A run of records
»»

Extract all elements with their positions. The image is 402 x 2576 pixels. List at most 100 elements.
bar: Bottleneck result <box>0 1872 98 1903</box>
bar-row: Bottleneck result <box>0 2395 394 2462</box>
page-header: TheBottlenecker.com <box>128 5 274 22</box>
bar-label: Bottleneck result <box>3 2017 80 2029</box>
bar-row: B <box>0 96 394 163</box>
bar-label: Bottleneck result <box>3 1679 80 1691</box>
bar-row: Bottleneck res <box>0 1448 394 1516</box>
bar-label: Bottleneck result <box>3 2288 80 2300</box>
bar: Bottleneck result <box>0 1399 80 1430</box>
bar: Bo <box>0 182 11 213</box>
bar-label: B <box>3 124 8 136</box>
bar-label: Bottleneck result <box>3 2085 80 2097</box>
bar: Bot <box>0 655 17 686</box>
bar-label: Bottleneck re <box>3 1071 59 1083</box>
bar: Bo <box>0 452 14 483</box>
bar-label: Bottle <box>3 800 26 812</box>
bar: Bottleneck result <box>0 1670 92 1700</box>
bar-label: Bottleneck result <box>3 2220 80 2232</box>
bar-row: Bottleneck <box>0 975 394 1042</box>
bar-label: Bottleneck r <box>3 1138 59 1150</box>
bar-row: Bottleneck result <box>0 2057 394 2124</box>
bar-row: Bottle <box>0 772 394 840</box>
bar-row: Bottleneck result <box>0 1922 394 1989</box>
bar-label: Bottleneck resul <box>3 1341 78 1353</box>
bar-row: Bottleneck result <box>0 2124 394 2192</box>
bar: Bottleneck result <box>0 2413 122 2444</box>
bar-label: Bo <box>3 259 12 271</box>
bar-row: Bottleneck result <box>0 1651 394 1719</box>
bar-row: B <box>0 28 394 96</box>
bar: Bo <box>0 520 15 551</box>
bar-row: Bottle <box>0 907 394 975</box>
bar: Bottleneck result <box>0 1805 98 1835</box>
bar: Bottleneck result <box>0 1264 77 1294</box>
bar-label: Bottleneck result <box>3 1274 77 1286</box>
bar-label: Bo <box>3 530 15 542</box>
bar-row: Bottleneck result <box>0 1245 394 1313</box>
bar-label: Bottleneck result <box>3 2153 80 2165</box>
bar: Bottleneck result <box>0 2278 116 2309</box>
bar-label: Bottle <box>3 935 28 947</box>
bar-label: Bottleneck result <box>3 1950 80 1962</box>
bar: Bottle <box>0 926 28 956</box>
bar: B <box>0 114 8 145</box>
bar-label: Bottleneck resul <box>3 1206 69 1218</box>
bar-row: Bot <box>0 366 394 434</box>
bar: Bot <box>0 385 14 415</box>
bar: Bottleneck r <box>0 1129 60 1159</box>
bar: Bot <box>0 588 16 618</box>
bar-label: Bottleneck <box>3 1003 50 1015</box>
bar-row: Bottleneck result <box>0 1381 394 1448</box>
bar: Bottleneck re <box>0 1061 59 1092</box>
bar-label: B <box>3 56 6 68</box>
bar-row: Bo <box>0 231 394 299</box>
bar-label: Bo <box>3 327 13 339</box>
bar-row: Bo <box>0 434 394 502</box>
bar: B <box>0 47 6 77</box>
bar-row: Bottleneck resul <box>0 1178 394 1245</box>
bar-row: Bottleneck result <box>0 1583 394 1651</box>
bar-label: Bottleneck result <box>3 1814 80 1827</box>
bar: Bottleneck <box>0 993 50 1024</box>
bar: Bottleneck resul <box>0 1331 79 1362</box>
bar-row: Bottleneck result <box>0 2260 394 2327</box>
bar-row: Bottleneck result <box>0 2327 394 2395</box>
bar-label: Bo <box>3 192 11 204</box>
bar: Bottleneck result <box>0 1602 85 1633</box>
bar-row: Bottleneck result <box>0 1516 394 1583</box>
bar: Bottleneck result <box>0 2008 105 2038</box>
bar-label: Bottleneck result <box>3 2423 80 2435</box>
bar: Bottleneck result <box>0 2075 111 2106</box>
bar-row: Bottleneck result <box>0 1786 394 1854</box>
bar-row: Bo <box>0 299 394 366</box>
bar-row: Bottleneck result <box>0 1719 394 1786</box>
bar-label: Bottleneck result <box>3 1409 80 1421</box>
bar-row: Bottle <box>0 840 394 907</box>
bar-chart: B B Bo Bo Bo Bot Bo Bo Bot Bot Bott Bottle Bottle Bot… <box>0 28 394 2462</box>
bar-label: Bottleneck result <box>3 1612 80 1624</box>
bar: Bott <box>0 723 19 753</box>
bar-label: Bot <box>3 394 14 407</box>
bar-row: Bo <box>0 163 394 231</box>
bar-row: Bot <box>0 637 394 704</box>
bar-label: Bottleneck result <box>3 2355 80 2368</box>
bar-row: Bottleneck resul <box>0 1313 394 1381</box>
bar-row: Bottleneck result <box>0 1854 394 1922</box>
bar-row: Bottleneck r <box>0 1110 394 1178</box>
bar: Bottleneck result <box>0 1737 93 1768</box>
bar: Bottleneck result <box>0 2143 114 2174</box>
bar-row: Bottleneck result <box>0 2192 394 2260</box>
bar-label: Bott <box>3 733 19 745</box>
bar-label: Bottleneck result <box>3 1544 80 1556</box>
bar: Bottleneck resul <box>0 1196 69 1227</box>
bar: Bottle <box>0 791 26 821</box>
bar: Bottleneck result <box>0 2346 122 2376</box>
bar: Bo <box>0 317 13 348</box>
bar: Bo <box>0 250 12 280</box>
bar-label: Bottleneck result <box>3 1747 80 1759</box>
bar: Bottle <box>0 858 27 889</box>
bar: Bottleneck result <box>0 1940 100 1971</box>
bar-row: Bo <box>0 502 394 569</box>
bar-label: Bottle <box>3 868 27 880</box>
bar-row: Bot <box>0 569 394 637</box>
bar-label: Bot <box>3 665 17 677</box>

««

§ REQUIRED WORK
Copy all of the data above line for line, changing nothing.

§ SOLUTION FOR THIS EXERCISE
Extract all elements with their positions. The image is 402 x 2576 pixels. List at most 100 elements.
bar: Bottleneck result <box>0 1872 98 1903</box>
bar-row: Bottleneck result <box>0 2395 394 2462</box>
page-header: TheBottlenecker.com <box>128 5 274 22</box>
bar-label: Bottleneck result <box>3 2017 80 2029</box>
bar-row: B <box>0 96 394 163</box>
bar-label: Bottleneck result <box>3 1679 80 1691</box>
bar-row: Bottleneck res <box>0 1448 394 1516</box>
bar-label: Bottleneck result <box>3 2288 80 2300</box>
bar: Bottleneck result <box>0 1399 80 1430</box>
bar: Bo <box>0 182 11 213</box>
bar-label: B <box>3 124 8 136</box>
bar-label: Bottleneck result <box>3 2085 80 2097</box>
bar: Bot <box>0 655 17 686</box>
bar-label: Bottleneck re <box>3 1071 59 1083</box>
bar: Bo <box>0 452 14 483</box>
bar-label: Bottle <box>3 800 26 812</box>
bar: Bottleneck result <box>0 1670 92 1700</box>
bar-label: Bottleneck result <box>3 2220 80 2232</box>
bar-row: Bottleneck <box>0 975 394 1042</box>
bar-label: Bottleneck r <box>3 1138 59 1150</box>
bar-row: Bottleneck result <box>0 2057 394 2124</box>
bar-row: Bottle <box>0 772 394 840</box>
bar-row: Bottleneck result <box>0 1922 394 1989</box>
bar-label: Bottleneck resul <box>3 1341 78 1353</box>
bar-row: Bottleneck result <box>0 2124 394 2192</box>
bar: Bottleneck result <box>0 2413 122 2444</box>
bar-label: Bo <box>3 259 12 271</box>
bar-row: Bottleneck result <box>0 1651 394 1719</box>
bar-row: B <box>0 28 394 96</box>
bar: Bo <box>0 520 15 551</box>
bar-row: Bottle <box>0 907 394 975</box>
bar: Bottleneck result <box>0 1805 98 1835</box>
bar: Bottleneck result <box>0 1264 77 1294</box>
bar-label: Bottleneck result <box>3 1274 77 1286</box>
bar-label: Bo <box>3 530 15 542</box>
bar-row: Bottleneck result <box>0 1245 394 1313</box>
bar-label: Bottleneck result <box>3 2153 80 2165</box>
bar: Bottleneck result <box>0 2278 116 2309</box>
bar-label: Bottle <box>3 935 28 947</box>
bar-label: Bottleneck result <box>3 1950 80 1962</box>
bar: Bottle <box>0 926 28 956</box>
bar: B <box>0 114 8 145</box>
bar-label: Bottleneck resul <box>3 1206 69 1218</box>
bar-row: Bot <box>0 366 394 434</box>
bar: Bot <box>0 385 14 415</box>
bar: Bottleneck r <box>0 1129 60 1159</box>
bar: Bot <box>0 588 16 618</box>
bar-label: Bottleneck <box>3 1003 50 1015</box>
bar-row: Bottleneck result <box>0 1381 394 1448</box>
bar: Bottleneck re <box>0 1061 59 1092</box>
bar-label: B <box>3 56 6 68</box>
bar-row: Bo <box>0 231 394 299</box>
bar-label: Bo <box>3 327 13 339</box>
bar-row: Bo <box>0 434 394 502</box>
bar: B <box>0 47 6 77</box>
bar-row: Bottleneck resul <box>0 1178 394 1245</box>
bar-row: Bottleneck result <box>0 1583 394 1651</box>
bar-label: Bottleneck result <box>3 1814 80 1827</box>
bar: Bottleneck <box>0 993 50 1024</box>
bar: Bottleneck resul <box>0 1331 79 1362</box>
bar-row: Bottleneck result <box>0 2260 394 2327</box>
bar-row: Bottleneck result <box>0 2327 394 2395</box>
bar-label: Bo <box>3 192 11 204</box>
bar: Bottleneck result <box>0 1602 85 1633</box>
bar-row: Bottleneck result <box>0 1516 394 1583</box>
bar: Bottleneck result <box>0 2008 105 2038</box>
bar-label: Bottleneck result <box>3 2423 80 2435</box>
bar: Bottleneck result <box>0 2075 111 2106</box>
bar-row: Bottleneck result <box>0 1786 394 1854</box>
bar-row: Bo <box>0 299 394 366</box>
bar-row: Bottleneck result <box>0 1719 394 1786</box>
bar-label: Bottleneck result <box>3 1409 80 1421</box>
bar-row: Bottle <box>0 840 394 907</box>
bar-chart: B B Bo Bo Bo Bot Bo Bo Bot Bot Bott Bottle Bottle Bot… <box>0 28 394 2462</box>
bar-label: Bottleneck result <box>3 1612 80 1624</box>
bar: Bott <box>0 723 19 753</box>
bar-label: Bot <box>3 394 14 407</box>
bar-row: Bo <box>0 163 394 231</box>
bar-row: Bot <box>0 637 394 704</box>
bar-label: Bottleneck result <box>3 2355 80 2368</box>
bar-row: Bottleneck resul <box>0 1313 394 1381</box>
bar-row: Bottleneck result <box>0 1854 394 1922</box>
bar-row: Bottleneck r <box>0 1110 394 1178</box>
bar: Bottleneck result <box>0 1737 93 1768</box>
bar: Bottleneck result <box>0 2143 114 2174</box>
bar-row: Bottleneck result <box>0 2192 394 2260</box>
bar-label: Bott <box>3 733 19 745</box>
bar-label: Bottleneck result <box>3 1544 80 1556</box>
bar: Bottleneck resul <box>0 1196 69 1227</box>
bar: Bottle <box>0 791 26 821</box>
bar: Bottleneck result <box>0 2346 122 2376</box>
bar: Bo <box>0 317 13 348</box>
bar: Bo <box>0 250 12 280</box>
bar-label: Bottleneck result <box>3 1747 80 1759</box>
bar: Bottle <box>0 858 27 889</box>
bar: Bottleneck result <box>0 1940 100 1971</box>
bar-row: Bo <box>0 502 394 569</box>
bar-label: Bottle <box>3 868 27 880</box>
bar-row: Bot <box>0 569 394 637</box>
bar-label: Bot <box>3 665 17 677</box>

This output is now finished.